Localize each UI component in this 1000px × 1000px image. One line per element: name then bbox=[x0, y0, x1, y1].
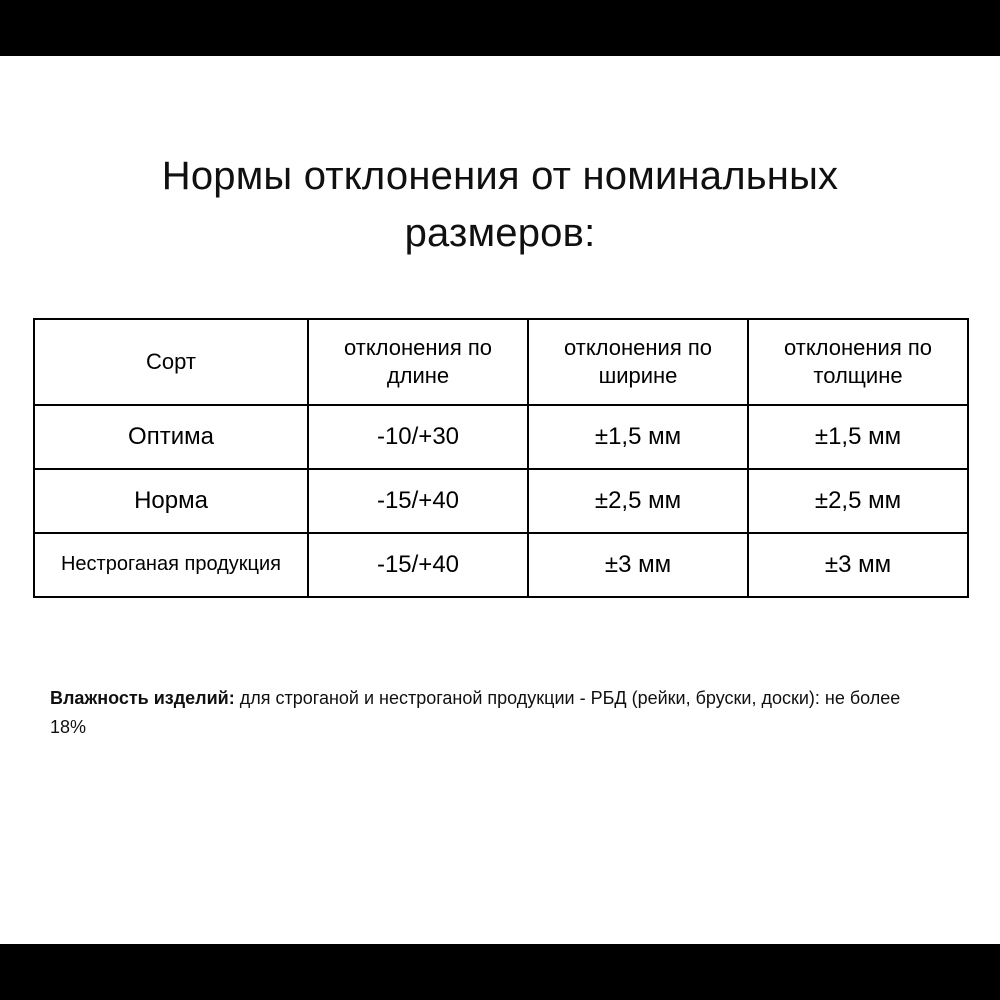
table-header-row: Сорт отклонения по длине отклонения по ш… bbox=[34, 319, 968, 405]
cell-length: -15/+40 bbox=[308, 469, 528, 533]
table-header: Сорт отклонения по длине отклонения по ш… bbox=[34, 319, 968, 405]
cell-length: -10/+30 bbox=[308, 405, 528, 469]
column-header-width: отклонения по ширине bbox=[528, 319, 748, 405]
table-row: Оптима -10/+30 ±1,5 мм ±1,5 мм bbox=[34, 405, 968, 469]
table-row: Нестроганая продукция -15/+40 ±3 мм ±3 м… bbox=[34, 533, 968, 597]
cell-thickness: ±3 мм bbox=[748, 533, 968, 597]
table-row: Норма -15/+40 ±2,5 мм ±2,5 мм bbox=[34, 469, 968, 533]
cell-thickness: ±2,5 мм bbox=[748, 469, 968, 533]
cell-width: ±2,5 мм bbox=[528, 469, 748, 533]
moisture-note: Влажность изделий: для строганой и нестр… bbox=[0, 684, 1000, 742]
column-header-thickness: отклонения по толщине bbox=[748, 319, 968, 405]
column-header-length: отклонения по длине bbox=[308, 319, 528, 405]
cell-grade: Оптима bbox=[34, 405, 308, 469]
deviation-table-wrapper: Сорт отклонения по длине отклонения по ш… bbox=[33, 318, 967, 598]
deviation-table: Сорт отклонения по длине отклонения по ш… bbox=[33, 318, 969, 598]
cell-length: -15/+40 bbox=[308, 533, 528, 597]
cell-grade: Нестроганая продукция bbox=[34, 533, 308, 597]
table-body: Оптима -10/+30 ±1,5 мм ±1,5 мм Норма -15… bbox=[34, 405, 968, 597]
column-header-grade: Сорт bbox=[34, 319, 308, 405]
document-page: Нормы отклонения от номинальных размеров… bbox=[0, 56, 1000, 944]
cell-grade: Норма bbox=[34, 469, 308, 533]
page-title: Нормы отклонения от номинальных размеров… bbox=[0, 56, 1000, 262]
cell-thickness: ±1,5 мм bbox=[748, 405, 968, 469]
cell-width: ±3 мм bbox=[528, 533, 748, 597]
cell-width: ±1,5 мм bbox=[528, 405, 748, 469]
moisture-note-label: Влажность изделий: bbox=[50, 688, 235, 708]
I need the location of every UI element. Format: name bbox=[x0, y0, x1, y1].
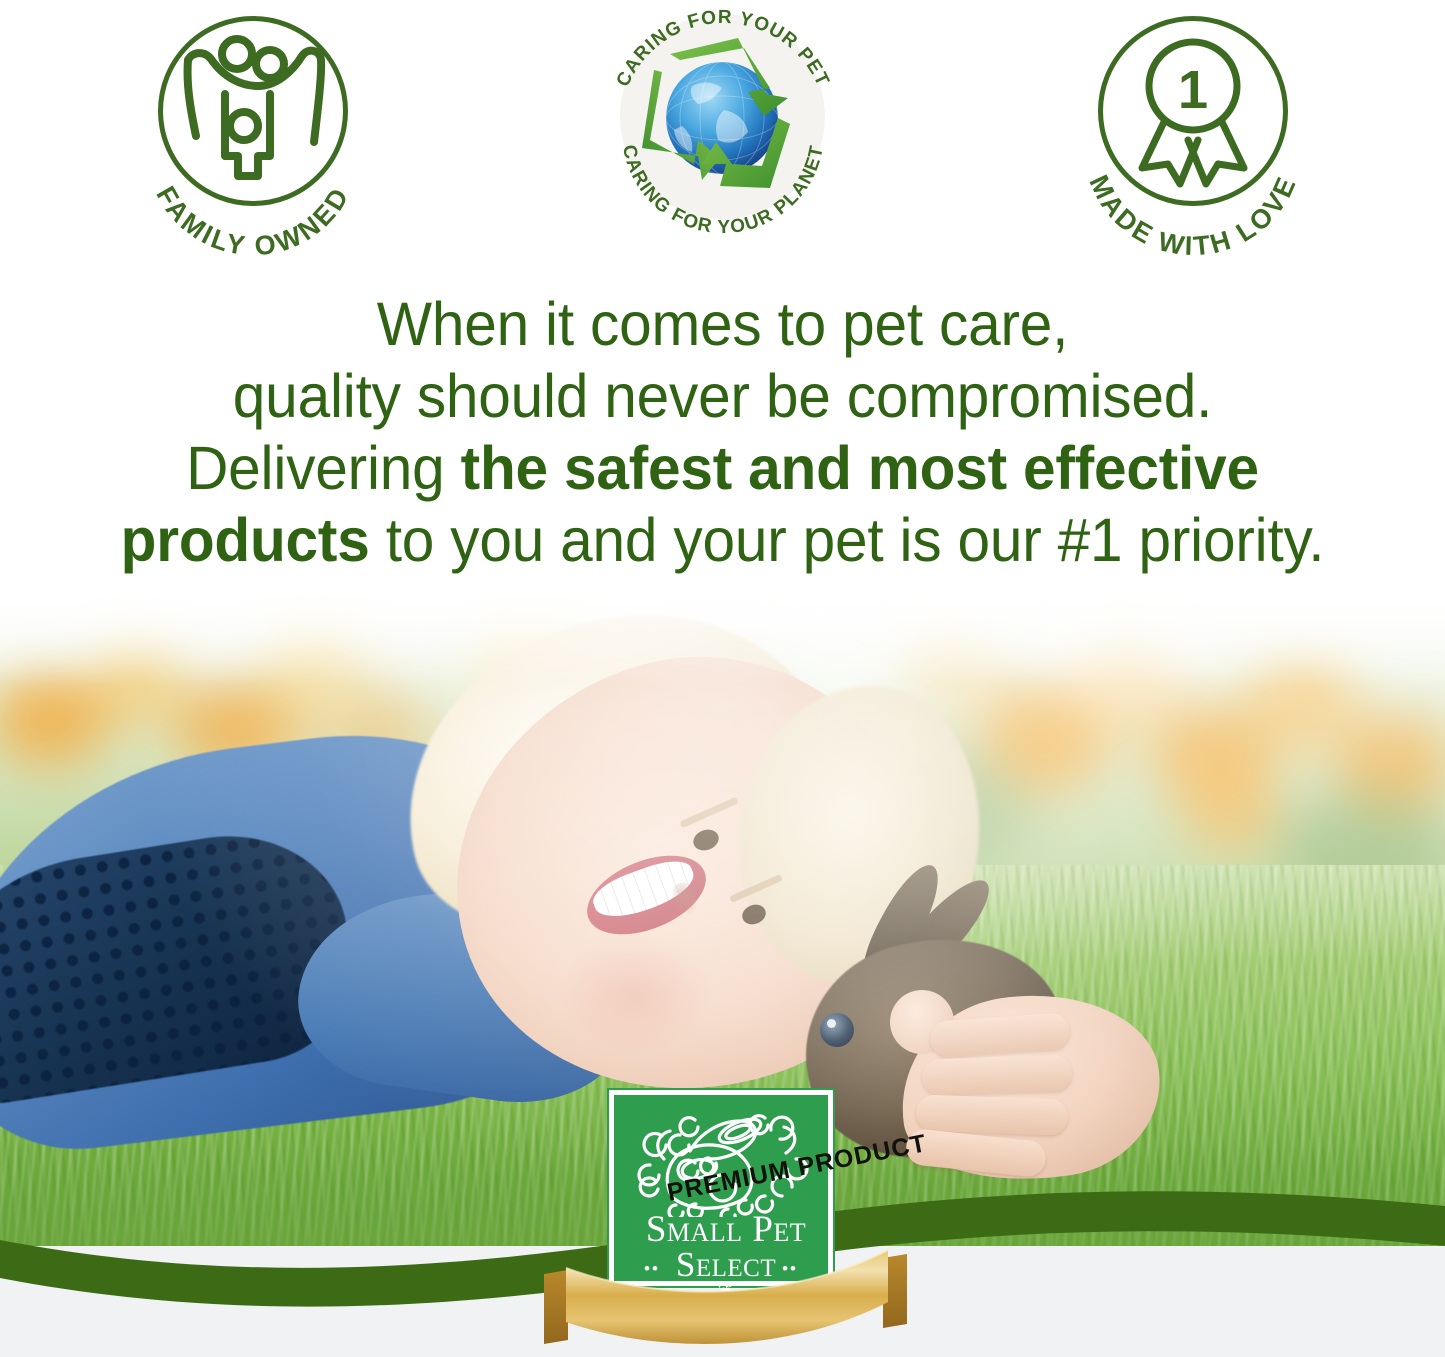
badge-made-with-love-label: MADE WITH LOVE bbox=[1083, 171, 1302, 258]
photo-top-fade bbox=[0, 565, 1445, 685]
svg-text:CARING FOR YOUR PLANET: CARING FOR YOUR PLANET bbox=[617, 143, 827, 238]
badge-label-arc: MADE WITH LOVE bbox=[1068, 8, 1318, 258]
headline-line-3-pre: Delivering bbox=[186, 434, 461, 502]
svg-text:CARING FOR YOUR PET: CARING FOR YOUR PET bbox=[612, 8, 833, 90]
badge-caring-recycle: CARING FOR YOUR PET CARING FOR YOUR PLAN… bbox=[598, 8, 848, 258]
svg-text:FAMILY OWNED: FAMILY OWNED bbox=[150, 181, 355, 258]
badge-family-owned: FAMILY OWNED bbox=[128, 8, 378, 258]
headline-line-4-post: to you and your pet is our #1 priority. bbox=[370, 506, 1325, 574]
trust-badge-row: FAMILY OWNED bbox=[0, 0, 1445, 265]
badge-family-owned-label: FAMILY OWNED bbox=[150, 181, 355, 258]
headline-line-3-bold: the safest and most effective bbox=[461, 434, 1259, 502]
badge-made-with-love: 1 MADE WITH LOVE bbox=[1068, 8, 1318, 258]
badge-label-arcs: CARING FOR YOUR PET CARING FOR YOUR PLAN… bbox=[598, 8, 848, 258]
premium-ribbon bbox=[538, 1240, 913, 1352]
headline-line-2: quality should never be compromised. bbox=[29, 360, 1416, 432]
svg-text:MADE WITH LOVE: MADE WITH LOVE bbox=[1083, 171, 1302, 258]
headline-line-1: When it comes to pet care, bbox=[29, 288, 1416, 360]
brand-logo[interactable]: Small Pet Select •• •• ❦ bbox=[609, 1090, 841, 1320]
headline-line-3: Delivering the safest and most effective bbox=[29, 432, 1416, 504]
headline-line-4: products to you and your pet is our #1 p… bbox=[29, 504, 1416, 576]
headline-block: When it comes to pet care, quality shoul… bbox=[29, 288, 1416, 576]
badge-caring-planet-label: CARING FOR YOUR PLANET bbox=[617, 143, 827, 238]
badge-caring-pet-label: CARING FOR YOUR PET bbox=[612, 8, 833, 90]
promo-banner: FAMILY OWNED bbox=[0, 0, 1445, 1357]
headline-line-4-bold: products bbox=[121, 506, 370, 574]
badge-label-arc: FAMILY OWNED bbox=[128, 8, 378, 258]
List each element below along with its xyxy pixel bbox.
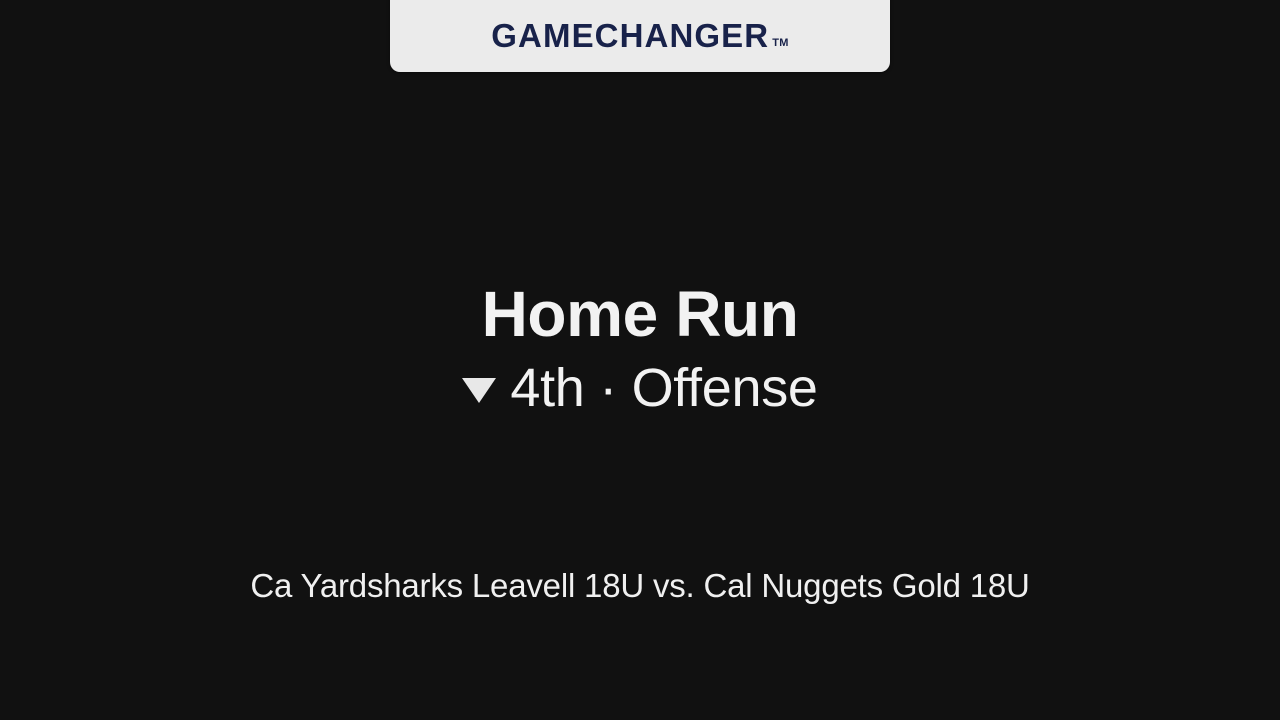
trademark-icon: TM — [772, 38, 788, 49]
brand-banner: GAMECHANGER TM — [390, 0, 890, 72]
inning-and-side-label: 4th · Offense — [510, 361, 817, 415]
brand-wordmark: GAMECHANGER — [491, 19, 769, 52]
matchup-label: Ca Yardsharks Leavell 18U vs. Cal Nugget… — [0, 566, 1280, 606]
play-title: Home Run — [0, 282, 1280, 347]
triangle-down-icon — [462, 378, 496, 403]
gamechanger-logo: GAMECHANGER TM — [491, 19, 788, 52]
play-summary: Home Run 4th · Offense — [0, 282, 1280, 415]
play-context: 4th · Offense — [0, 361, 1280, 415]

§ Exercise directions:
Reproduce the listing word for word, from the line that contains "trademark-icon: TM — [772, 38, 788, 49]" through the end of the listing, including both.

§ Solved exercise:
trademark-icon: TM — [772, 38, 788, 49]
brand-banner: GAMECHANGER TM — [390, 0, 890, 72]
inning-and-side-label: 4th · Offense — [510, 361, 817, 415]
brand-wordmark: GAMECHANGER — [491, 19, 769, 52]
matchup-label: Ca Yardsharks Leavell 18U vs. Cal Nugget… — [0, 566, 1280, 606]
play-title: Home Run — [0, 282, 1280, 347]
triangle-down-icon — [462, 378, 496, 403]
gamechanger-logo: GAMECHANGER TM — [491, 19, 788, 52]
play-summary: Home Run 4th · Offense — [0, 282, 1280, 415]
play-context: 4th · Offense — [0, 361, 1280, 415]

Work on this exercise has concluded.